Stored data entries:
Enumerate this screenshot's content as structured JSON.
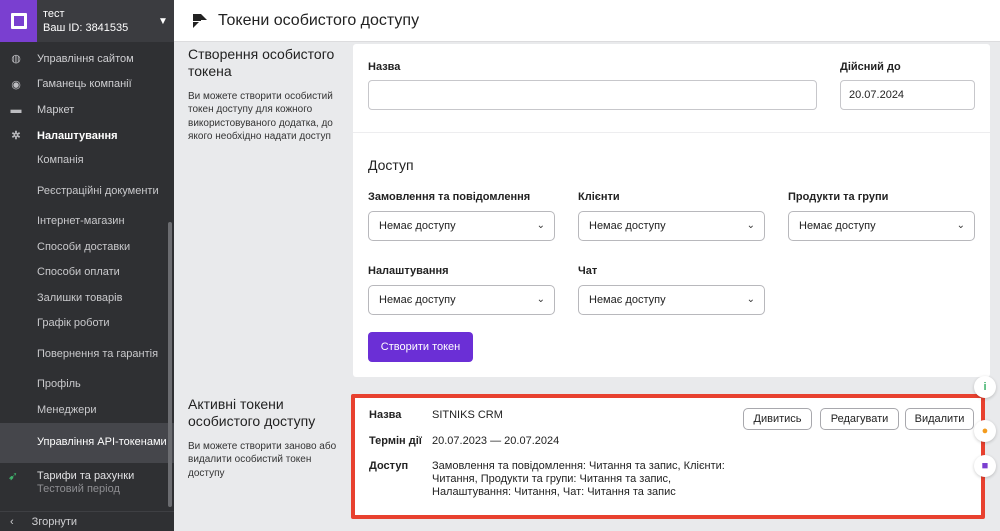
{
  "sidebar": {
    "account_name": "тест",
    "account_id": "Ваш ID: 3841535",
    "items": [
      {
        "label": "Управління сайтом",
        "icon": "globe-icon"
      },
      {
        "label": "Гаманець компанії",
        "icon": "wallet-icon"
      },
      {
        "label": "Маркет",
        "icon": "market-icon"
      },
      {
        "label": "Налаштування",
        "icon": "gear-icon"
      }
    ],
    "sub_items": [
      "Компанія",
      "Реєстраційні документи",
      "Інтернет-магазин",
      "Способи доставки",
      "Способи оплати",
      "Залишки товарів",
      "Графік роботи",
      "Повернення та гарантія",
      "Профіль",
      "Менеджери",
      "Управління API-токенами"
    ],
    "tariff_title": "Тарифи та рахунки",
    "tariff_sub": "Тестовий період",
    "collapse_label": "Згорнути"
  },
  "header": {
    "title": "Токени особистого доступу"
  },
  "create_section": {
    "title": "Створення особистого токена",
    "description": "Ви можете створити особистий токен доступу для кожного використовуваного додатка, до якого необхідно надати доступ",
    "name_label": "Назва",
    "name_value": "",
    "valid_until_label": "Дійсний до",
    "valid_until_value": "20.07.2024",
    "access_heading": "Доступ",
    "access_fields": [
      {
        "label": "Замовлення та повідомлення",
        "value": "Немає доступу"
      },
      {
        "label": "Клієнти",
        "value": "Немає доступу"
      },
      {
        "label": "Продукти та групи",
        "value": "Немає доступу"
      },
      {
        "label": "Налаштування",
        "value": "Немає доступу"
      },
      {
        "label": "Чат",
        "value": "Немає доступу"
      }
    ],
    "create_button": "Створити токен"
  },
  "active_section": {
    "title": "Активні токени особистого доступу",
    "description": "Ви можете створити заново або видалити особистий токен доступу",
    "token": {
      "name_label": "Назва",
      "name_value": "SITNIKS CRM",
      "term_label": "Термін дії",
      "term_value": "20.07.2023 — 20.07.2024",
      "access_label": "Доступ",
      "access_line1": "Замовлення та повідомлення: Читання та запис, Клієнти:",
      "access_line2": "Читання, Продукти та групи: Читання та запис,",
      "access_line3": "Налаштування: Читання, Чат: Читання та запис"
    },
    "view_button": "Дивитись",
    "edit_button": "Редагувати",
    "delete_button": "Видалити"
  },
  "colors": {
    "accent": "#6b2fd6",
    "highlight_border": "#e8412f",
    "sidebar_bg": "#2f3033"
  }
}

● WRITTEN TASK
Copy the records exactly as they appear, excluding images.

● RESULT FOR THIS TASK
Enumerate this screenshot's content as structured JSON.
{
  "sidebar": {
    "account_name": "тест",
    "account_id": "Ваш ID: 3841535",
    "items": [
      {
        "label": "Управління сайтом",
        "icon": "globe-icon"
      },
      {
        "label": "Гаманець компанії",
        "icon": "wallet-icon"
      },
      {
        "label": "Маркет",
        "icon": "market-icon"
      },
      {
        "label": "Налаштування",
        "icon": "gear-icon"
      }
    ],
    "sub_items": [
      "Компанія",
      "Реєстраційні документи",
      "Інтернет-магазин",
      "Способи доставки",
      "Способи оплати",
      "Залишки товарів",
      "Графік роботи",
      "Повернення та гарантія",
      "Профіль",
      "Менеджери",
      "Управління API-токенами"
    ],
    "tariff_title": "Тарифи та рахунки",
    "tariff_sub": "Тестовий період",
    "collapse_label": "Згорнути"
  },
  "header": {
    "title": "Токени особистого доступу"
  },
  "create_section": {
    "title": "Створення особистого токена",
    "description": "Ви можете створити особистий токен доступу для кожного використовуваного додатка, до якого необхідно надати доступ",
    "name_label": "Назва",
    "name_value": "",
    "valid_until_label": "Дійсний до",
    "valid_until_value": "20.07.2024",
    "access_heading": "Доступ",
    "access_fields": [
      {
        "label": "Замовлення та повідомлення",
        "value": "Немає доступу"
      },
      {
        "label": "Клієнти",
        "value": "Немає доступу"
      },
      {
        "label": "Продукти та групи",
        "value": "Немає доступу"
      },
      {
        "label": "Налаштування",
        "value": "Немає доступу"
      },
      {
        "label": "Чат",
        "value": "Немає доступу"
      }
    ],
    "create_button": "Створити токен"
  },
  "active_section": {
    "title": "Активні токени особистого доступу",
    "description": "Ви можете створити заново або видалити особистий токен доступу",
    "token": {
      "name_label": "Назва",
      "name_value": "SITNIKS CRM",
      "term_label": "Термін дії",
      "term_value": "20.07.2023 — 20.07.2024",
      "access_label": "Доступ",
      "access_line1": "Замовлення та повідомлення: Читання та запис, Клієнти:",
      "access_line2": "Читання, Продукти та групи: Читання та запис,",
      "access_line3": "Налаштування: Читання, Чат: Читання та запис"
    },
    "view_button": "Дивитись",
    "edit_button": "Редагувати",
    "delete_button": "Видалити"
  },
  "colors": {
    "accent": "#6b2fd6",
    "highlight_border": "#e8412f",
    "sidebar_bg": "#2f3033"
  }
}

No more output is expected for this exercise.